**Source excerpt**
------------------------------
Why does the order of a nested for loop change the speed of execution?

DrKittyWaffles · February 21, 2020, 10:03am

Preface

I noticed when writing code involving nesting loops that it was always faster to iterate over the smaller loop with the larger one inside of that rather than the other way around.

Where x < y in both cases

Case 1: Runs faster

for i = 1, x do
    for j = 1, y do

    end
end

Case 2: Runs slower

for i = 1, y do
    for j = 1, x do

    end
end

Example

In this examples I will be iterating two loops, one from [1, 100] and the other to [1, 1000000] and I will showcase how the time until completion is different.

do
	local start = os.clock()

	for i = 1, 100 do
		for j = 1, 1000000 do

		end
	end

	print(os.clock() - start)
end

do
	local start = os.clock()

	for i = 1, 1000000 do
		for j = 1, 100 do

		end
	end

	print(os.clock() - start)
end

The output yields:

0.674031
0.754308

Showing that the first case is indeed faster than the second. And so, my question is: Why does this occur?

The_PieDude · February 21, 2020, 10:16am

The extra time in the second example most likely comes from the script having to initialize the j variable and the for loop 1 million times whilst in the first example it only has to do that 100 times

DrKittyWaffles · February 21, 2020, 10:17am

Yeah but in the first snippet I’m declaring i 10^6 times instead of j, and the other way around for the second. So I don’t think that is the right answer…?

The_PieDude · February 21, 2020, 10:21am

the variable i is only created once for the first for loop in both examples
the for loop then creates another for loop which creates another variable, the length of the first for loop determines how often it has to create that variable/loop

DrKittyWaffles · February 21, 2020, 10:29am

Someone said I got something wrong here but I am not entirely sure so I’ll just cross it out…
For loops create a “new” temporary variable each iteration so there would be 10^6 new declarations of i temporarily, and the same for j in the second case. And so the sum of the amount of temporary variables created would be the same.

On the note of my question, someone (@jakedies) in a Discord server I’m in suggested that it is because the “FORPREP” opcode would be called more often. In the first case it would be only called x + 1 times (101) while in the second it would be called y + 1 times (1000001)

http://luaforge.net/docman/83/98/ANoFrillsIntroToLua51VMInstructions.pdf

So if I have a nested loop the FORPREP opcode is called once to initialize the outer loop, and then is called x more times where x represents the amount of iterations the outer loop makes because each iteration of the outer loop makes a new loop.

I might’ve interpreted the information wrong but if I interpreted it correctly then I conclude that the cause of the problem stems from the amount of times an opcode is called.

Raviates · February 21, 2020, 10:32am

You can’t benchmark like this and expect reliable results, the noise will wash away any valuable information. Try running multiple iterations of this and then report back if the gap is still present and wide.
------------------------------
**Given information**
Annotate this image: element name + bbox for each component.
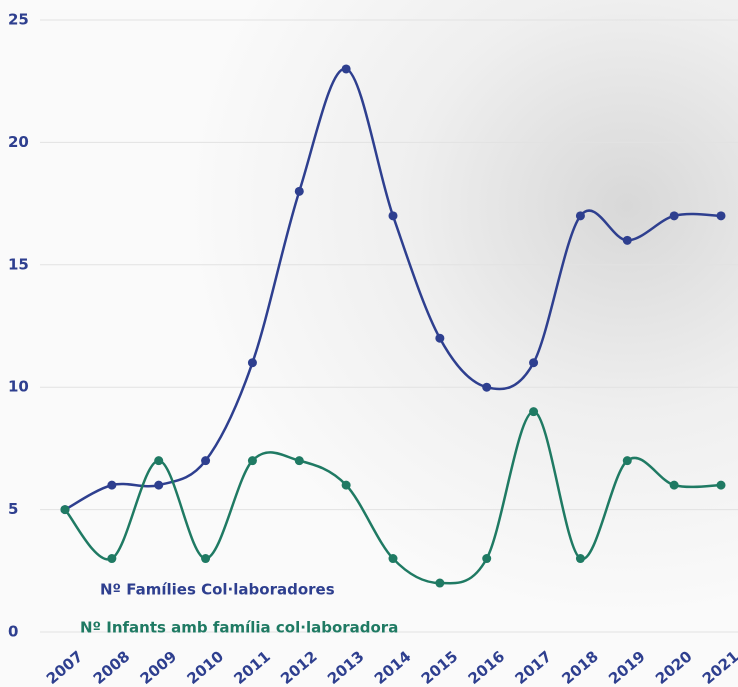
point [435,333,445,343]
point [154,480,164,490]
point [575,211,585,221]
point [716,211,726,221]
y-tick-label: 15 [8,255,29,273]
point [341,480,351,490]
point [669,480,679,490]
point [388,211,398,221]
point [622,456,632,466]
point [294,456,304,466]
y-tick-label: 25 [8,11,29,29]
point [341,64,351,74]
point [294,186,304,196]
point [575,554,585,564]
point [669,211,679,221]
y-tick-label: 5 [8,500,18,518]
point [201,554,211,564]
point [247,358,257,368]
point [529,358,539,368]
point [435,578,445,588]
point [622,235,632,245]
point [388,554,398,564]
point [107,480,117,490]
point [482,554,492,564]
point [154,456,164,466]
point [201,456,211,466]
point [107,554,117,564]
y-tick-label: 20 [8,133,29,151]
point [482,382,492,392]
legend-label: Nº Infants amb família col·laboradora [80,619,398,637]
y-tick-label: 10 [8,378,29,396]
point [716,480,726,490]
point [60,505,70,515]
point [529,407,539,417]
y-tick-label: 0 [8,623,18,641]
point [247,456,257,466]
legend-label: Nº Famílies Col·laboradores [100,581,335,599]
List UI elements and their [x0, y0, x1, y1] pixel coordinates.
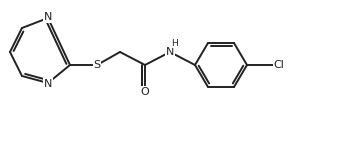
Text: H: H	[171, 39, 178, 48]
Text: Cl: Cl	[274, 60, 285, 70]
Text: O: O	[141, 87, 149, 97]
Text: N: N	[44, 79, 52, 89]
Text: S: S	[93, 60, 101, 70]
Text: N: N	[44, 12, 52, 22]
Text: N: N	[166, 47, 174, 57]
------------------------------
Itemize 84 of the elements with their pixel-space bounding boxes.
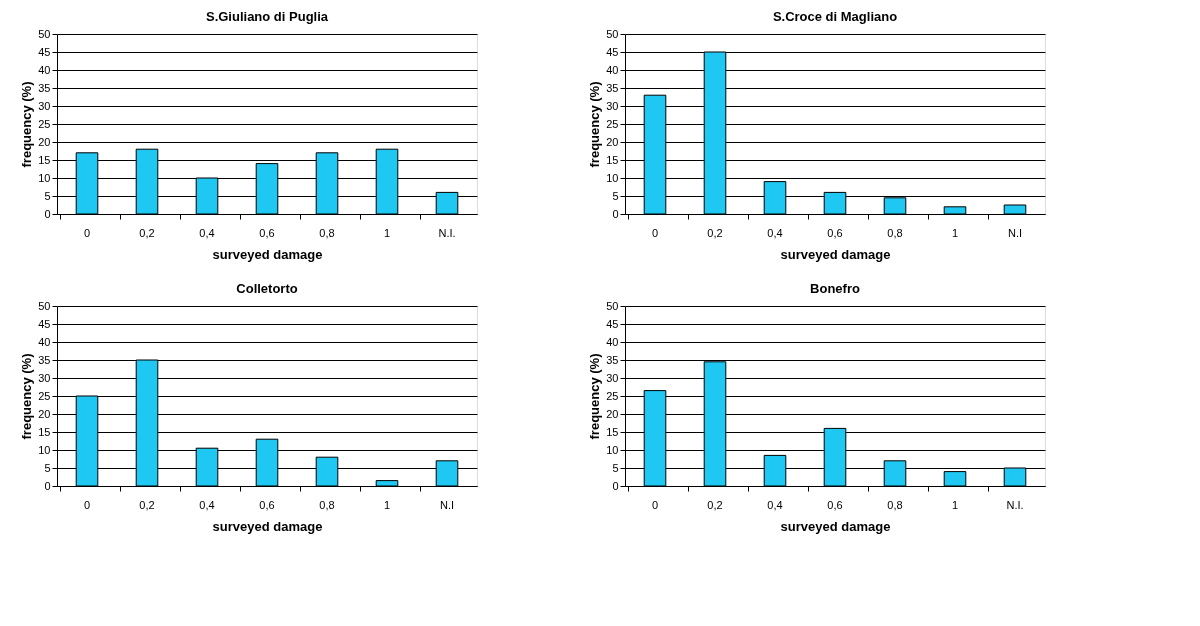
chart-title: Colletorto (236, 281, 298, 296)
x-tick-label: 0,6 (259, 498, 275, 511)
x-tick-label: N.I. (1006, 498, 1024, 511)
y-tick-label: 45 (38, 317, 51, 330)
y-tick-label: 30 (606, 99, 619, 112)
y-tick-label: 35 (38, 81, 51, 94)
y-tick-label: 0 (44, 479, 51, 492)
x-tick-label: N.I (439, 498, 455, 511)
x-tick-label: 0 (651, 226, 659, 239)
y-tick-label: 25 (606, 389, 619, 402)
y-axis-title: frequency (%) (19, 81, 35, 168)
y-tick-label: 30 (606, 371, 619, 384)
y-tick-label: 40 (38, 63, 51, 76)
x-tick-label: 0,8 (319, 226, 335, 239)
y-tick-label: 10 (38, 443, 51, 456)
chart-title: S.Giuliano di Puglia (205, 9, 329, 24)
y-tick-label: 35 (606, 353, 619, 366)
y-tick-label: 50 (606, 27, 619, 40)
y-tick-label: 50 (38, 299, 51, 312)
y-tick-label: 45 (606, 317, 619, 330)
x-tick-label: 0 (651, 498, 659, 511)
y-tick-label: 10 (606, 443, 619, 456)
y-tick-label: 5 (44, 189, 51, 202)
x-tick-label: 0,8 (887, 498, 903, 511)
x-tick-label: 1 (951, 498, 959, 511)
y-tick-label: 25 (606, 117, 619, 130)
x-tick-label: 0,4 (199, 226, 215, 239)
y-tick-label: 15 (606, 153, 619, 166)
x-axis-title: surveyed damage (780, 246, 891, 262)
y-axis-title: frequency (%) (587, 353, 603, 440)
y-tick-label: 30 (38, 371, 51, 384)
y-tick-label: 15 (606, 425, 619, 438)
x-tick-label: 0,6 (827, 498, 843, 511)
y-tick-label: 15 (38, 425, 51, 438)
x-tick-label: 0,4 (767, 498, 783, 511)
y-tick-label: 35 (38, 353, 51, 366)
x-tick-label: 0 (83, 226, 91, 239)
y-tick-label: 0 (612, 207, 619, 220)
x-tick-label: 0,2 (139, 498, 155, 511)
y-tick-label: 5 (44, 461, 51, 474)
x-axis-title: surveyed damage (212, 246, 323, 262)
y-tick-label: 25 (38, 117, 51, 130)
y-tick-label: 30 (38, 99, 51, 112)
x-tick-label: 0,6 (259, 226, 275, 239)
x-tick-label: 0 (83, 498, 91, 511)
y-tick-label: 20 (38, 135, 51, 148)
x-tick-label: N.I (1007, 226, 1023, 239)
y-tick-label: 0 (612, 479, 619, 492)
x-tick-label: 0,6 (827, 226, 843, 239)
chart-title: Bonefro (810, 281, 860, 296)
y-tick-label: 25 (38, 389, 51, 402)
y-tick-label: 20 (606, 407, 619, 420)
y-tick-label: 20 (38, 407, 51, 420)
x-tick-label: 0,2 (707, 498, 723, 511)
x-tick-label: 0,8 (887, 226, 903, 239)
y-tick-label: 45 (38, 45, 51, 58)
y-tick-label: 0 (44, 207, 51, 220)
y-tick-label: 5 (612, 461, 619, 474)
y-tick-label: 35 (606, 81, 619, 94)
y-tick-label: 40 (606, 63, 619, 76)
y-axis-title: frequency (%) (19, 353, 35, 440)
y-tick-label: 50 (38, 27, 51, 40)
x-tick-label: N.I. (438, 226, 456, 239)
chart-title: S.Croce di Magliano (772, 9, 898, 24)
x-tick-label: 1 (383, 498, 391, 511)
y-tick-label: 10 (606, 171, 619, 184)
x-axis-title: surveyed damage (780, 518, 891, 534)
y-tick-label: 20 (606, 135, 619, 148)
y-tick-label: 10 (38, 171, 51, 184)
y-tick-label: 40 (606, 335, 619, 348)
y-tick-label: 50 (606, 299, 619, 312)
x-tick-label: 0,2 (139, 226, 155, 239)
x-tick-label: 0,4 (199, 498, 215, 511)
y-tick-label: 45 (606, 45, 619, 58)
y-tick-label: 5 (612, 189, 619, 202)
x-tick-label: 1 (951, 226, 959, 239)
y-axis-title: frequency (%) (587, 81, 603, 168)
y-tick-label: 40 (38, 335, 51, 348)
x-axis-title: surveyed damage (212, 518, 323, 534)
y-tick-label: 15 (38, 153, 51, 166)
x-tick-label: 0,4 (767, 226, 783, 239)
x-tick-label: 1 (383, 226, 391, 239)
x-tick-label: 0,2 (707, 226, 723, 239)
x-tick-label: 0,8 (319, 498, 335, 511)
------------------------------
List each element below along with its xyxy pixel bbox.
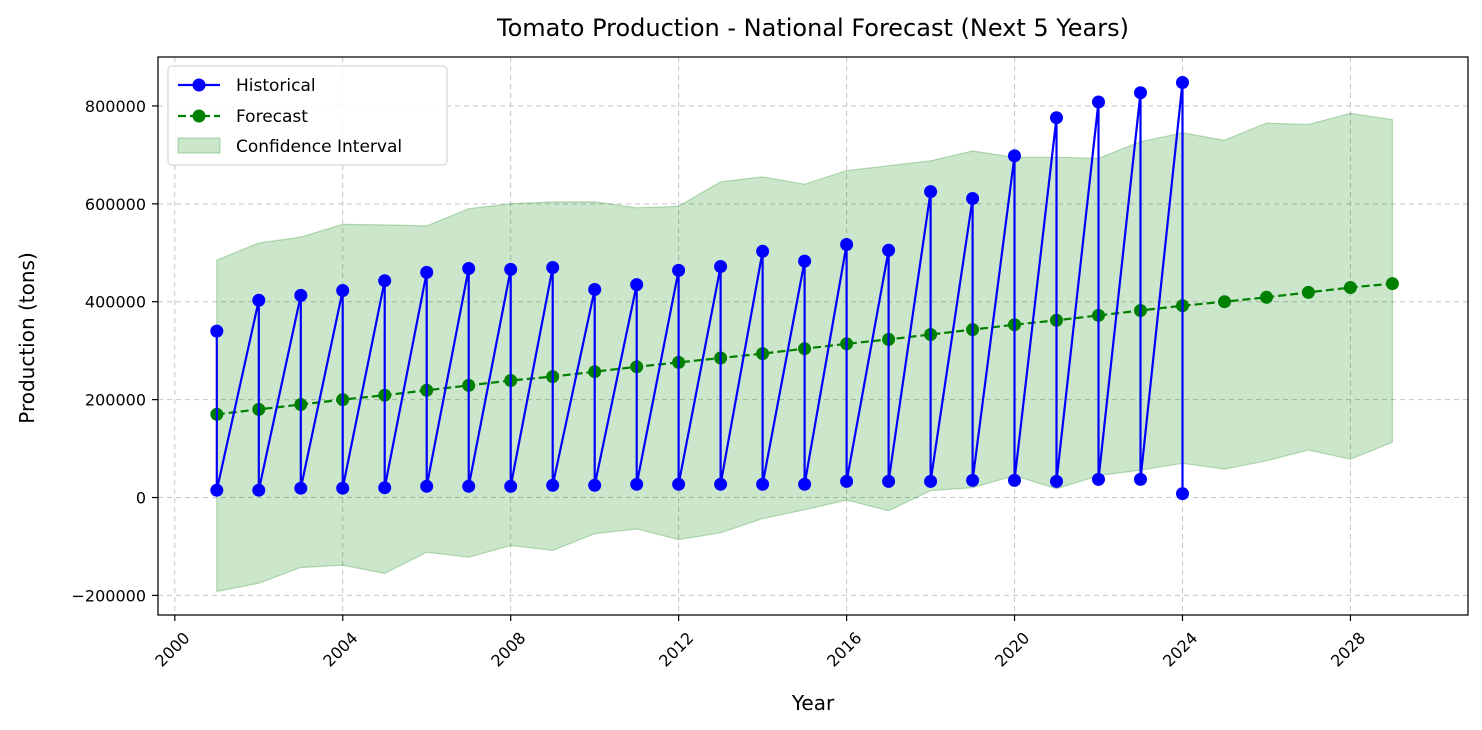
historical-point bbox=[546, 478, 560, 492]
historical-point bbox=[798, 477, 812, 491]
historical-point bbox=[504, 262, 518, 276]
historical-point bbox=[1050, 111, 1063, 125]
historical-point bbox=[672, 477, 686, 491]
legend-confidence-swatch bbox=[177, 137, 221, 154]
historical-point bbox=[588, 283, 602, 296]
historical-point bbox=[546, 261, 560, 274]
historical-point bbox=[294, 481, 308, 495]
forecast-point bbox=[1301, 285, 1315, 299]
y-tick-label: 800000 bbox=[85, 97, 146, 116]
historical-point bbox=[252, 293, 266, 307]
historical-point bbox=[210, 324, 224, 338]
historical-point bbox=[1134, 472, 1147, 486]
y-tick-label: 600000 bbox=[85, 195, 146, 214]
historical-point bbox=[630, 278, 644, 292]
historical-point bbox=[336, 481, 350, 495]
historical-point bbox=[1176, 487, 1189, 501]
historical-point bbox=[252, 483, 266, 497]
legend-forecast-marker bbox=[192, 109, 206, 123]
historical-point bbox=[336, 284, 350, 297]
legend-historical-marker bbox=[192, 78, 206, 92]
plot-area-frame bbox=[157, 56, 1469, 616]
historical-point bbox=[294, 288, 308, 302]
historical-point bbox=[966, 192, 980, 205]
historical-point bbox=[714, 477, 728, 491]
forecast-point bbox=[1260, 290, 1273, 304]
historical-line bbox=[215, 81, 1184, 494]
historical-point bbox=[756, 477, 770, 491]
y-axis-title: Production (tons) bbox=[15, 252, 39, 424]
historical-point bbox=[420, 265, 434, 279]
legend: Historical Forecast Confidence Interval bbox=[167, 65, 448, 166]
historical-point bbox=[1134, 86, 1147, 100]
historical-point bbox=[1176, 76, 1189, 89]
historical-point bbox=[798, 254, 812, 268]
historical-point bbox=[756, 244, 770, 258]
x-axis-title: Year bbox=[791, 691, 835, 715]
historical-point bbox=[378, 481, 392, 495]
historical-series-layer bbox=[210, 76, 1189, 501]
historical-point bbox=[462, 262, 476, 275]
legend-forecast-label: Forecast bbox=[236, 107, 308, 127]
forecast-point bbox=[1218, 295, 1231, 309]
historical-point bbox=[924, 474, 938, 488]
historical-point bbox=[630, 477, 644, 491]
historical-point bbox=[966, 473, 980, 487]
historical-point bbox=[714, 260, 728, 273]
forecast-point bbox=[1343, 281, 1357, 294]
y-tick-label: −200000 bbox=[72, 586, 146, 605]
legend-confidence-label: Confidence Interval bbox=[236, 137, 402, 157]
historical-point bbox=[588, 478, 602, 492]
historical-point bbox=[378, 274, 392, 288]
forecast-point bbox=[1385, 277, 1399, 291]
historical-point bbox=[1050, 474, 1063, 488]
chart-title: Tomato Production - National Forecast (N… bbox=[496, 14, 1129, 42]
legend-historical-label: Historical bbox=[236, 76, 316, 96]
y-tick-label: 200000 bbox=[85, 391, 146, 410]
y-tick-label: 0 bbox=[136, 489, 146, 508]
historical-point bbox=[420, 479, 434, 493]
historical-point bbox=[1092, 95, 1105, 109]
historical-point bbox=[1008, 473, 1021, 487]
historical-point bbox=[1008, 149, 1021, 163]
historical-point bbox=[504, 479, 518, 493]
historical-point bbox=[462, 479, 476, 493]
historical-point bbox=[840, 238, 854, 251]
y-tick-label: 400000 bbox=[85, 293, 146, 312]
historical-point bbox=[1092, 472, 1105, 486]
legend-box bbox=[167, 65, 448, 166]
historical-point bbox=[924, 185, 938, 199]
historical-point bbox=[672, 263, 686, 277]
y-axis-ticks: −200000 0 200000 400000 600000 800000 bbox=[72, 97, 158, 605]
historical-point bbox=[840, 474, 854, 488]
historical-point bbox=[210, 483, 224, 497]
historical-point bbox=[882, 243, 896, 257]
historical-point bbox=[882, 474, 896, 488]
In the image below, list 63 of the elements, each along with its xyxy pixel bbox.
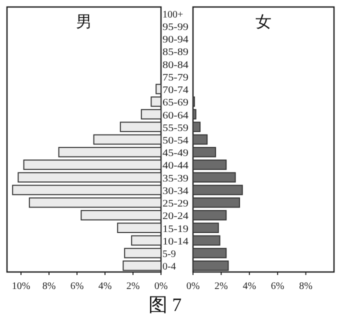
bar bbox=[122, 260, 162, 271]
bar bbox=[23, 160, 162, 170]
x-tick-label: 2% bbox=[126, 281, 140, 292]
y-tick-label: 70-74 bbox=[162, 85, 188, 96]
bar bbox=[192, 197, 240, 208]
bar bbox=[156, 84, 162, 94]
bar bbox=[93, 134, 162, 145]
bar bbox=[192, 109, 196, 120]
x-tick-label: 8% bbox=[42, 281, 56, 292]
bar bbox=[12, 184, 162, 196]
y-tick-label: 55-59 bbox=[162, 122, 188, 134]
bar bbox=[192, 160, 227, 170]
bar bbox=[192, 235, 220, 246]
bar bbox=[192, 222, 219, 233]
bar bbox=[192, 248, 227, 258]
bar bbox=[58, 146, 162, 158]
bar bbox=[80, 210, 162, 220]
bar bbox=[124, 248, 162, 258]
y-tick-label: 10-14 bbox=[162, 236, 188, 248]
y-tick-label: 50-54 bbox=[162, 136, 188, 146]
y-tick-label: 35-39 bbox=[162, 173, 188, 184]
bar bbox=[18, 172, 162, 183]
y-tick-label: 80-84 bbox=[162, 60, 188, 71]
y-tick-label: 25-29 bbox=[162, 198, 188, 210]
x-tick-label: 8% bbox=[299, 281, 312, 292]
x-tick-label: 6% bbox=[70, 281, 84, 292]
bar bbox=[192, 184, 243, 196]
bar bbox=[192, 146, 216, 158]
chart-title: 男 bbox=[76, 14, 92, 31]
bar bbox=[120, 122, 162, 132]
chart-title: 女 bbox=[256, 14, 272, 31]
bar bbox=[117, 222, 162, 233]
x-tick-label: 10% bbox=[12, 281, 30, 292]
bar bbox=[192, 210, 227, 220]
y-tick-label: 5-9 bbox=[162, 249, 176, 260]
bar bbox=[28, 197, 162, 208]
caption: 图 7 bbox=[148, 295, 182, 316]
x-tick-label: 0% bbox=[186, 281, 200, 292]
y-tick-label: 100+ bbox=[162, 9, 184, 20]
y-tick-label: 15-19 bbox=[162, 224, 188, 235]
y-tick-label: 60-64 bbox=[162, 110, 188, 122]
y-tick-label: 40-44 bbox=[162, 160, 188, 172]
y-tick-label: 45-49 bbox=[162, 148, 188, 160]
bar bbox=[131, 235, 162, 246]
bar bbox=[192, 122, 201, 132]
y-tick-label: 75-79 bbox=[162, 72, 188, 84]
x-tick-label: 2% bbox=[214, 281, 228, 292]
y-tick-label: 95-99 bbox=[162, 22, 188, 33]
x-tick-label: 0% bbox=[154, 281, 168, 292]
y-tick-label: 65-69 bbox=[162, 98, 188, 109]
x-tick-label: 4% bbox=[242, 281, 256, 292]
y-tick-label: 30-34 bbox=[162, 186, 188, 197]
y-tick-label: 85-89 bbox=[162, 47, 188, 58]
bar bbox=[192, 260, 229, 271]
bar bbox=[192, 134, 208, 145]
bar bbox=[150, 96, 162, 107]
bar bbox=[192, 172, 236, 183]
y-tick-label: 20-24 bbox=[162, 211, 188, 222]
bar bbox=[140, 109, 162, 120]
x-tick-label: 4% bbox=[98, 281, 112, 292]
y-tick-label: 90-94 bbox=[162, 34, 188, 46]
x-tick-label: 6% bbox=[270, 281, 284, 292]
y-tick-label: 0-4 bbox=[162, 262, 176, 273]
------------------------------
**Given request**
Continue the forum thread on why the order of nested for loops changes execution speed, beginning right after its last post.

**Output**
DrKittyWaffles · February 21, 2020, 10:34am

I thought it was obvious I ran more than one trial, my bad. I ran 10 trials

Case 2 reliability ran slower than case 1. Only once out of 10 trials did case 2 run faster than case 1 and the difference in time was roughly 0.0001

The_PieDude · February 21, 2020, 10:44am

It does indeed seem that it a FORPREP creates the internal value (the one I was referencing)

It also creates a external upvalue to support doing stuff like this

In conclusion Its most likely the extra FORPREP calls that you mention that cause the slowdown.

jakedies · February 21, 2020, 7:52pm

What makes this slow is not the “creation” of a local variable (and it is not an upvalue). What makes this slow is a few type checks, initial initialization of the internal index (the counter), and an extra execution of the FORLOOP instruction (see body of case OP_FORPREP in lvm.c, and an extra execution of the FORLOOP instruction which terminates the loop. The FORLOOP instruction will be executed 2 + n times (if n > 0 where n is the number of iterations) and just once otherwise. The additional 2 times comes from it being jumped to in FORPREP and at the end (when the counter passes the limit) that actually terminates the loop.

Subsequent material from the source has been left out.